⟨

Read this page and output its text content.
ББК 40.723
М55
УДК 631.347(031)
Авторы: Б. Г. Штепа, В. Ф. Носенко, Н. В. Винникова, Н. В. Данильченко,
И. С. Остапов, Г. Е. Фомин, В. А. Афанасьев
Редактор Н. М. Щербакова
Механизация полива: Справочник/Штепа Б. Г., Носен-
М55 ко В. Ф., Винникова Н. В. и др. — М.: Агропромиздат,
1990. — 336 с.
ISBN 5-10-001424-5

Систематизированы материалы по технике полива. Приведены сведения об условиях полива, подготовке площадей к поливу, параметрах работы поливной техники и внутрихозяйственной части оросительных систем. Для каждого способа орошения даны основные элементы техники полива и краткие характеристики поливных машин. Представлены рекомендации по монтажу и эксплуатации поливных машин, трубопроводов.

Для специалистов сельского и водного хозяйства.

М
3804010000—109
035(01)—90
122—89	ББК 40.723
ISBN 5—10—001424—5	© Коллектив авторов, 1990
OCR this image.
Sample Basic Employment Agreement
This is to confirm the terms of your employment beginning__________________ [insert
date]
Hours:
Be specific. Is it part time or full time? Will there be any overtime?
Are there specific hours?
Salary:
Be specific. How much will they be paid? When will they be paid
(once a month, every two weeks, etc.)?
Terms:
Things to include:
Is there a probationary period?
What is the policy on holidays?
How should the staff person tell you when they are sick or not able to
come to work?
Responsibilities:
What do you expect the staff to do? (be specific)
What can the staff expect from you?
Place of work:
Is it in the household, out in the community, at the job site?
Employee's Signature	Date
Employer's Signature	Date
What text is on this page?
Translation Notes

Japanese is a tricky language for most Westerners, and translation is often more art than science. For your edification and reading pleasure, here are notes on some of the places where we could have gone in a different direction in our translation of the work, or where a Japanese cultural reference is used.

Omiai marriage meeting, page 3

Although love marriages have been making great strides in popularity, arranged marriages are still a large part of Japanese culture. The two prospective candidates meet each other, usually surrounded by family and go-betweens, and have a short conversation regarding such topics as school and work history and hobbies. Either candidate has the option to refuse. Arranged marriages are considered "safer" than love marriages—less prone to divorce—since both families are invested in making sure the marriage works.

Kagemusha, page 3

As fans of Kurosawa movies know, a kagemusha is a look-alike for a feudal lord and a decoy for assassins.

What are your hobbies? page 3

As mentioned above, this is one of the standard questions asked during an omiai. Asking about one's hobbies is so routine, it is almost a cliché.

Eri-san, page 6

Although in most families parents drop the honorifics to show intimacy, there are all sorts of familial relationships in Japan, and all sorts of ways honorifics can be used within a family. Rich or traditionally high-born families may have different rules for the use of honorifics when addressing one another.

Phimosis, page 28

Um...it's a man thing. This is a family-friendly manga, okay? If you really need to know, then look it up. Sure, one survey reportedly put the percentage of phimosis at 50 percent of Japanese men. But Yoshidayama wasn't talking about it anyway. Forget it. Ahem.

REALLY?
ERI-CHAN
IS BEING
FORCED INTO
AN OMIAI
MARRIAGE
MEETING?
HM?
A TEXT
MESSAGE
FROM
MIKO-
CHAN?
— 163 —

⟩

» WORK TO DO
Copy the material above, line for line.

» EXERCISE SOLUTION
Read this page and output its text content.
ББК 40.723
М55
УДК 631.347(031)
Авторы: Б. Г. Штепа, В. Ф. Носенко, Н. В. Винникова, Н. В. Данильченко,
И. С. Остапов, Г. Е. Фомин, В. А. Афанасьев
Редактор Н. М. Щербакова
Механизация полива: Справочник/Штепа Б. Г., Носен-
М55 ко В. Ф., Винникова Н. В. и др. — М.: Агропромиздат,
1990. — 336 с.
ISBN 5-10-001424-5

Систематизированы материалы по технике полива. Приведены сведения об условиях полива, подготовке площадей к поливу, параметрах работы поливной техники и внутрихозяйственной части оросительных систем. Для каждого способа орошения даны основные элементы техники полива и краткие характеристики поливных машин. Представлены рекомендации по монтажу и эксплуатации поливных машин, трубопроводов.

Для специалистов сельского и водного хозяйства.

М
3804010000—109
035(01)—90
122—89	ББК 40.723
ISBN 5—10—001424—5	© Коллектив авторов, 1990
OCR this image.
Sample Basic Employment Agreement
This is to confirm the terms of your employment beginning__________________ [insert
date]
Hours:
Be specific. Is it part time or full time? Will there be any overtime?
Are there specific hours?
Salary:
Be specific. How much will they be paid? When will they be paid
(once a month, every two weeks, etc.)?
Terms:
Things to include:
Is there a probationary period?
What is the policy on holidays?
How should the staff person tell you when they are sick or not able to
come to work?
Responsibilities:
What do you expect the staff to do? (be specific)
What can the staff expect from you?
Place of work:
Is it in the household, out in the community, at the job site?
Employee's Signature	Date
Employer's Signature	Date
What text is on this page?
Translation Notes

Japanese is a tricky language for most Westerners, and translation is often more art than science. For your edification and reading pleasure, here are notes on some of the places where we could have gone in a different direction in our translation of the work, or where a Japanese cultural reference is used.

Omiai marriage meeting, page 3

Although love marriages have been making great strides in popularity, arranged marriages are still a large part of Japanese culture. The two prospective candidates meet each other, usually surrounded by family and go-betweens, and have a short conversation regarding such topics as school and work history and hobbies. Either candidate has the option to refuse. Arranged marriages are considered "safer" than love marriages—less prone to divorce—since both families are invested in making sure the marriage works.

Kagemusha, page 3

As fans of Kurosawa movies know, a kagemusha is a look-alike for a feudal lord and a decoy for assassins.

What are your hobbies? page 3

As mentioned above, this is one of the standard questions asked during an omiai. Asking about one's hobbies is so routine, it is almost a cliché.

Eri-san, page 6

Although in most families parents drop the honorifics to show intimacy, there are all sorts of familial relationships in Japan, and all sorts of ways honorifics can be used within a family. Rich or traditionally high-born families may have different rules for the use of honorifics when addressing one another.

Phimosis, page 28

Um...it's a man thing. This is a family-friendly manga, okay? If you really need to know, then look it up. Sure, one survey reportedly put the percentage of phimosis at 50 percent of Japanese men. But Yoshidayama wasn't talking about it anyway. Forget it. Ahem.

REALLY?
ERI-CHAN
IS BEING
FORCED INTO
AN OMIAI
MARRIAGE
MEETING?
HM?
A TEXT
MESSAGE
FROM
MIKO-
CHAN?
— 163 —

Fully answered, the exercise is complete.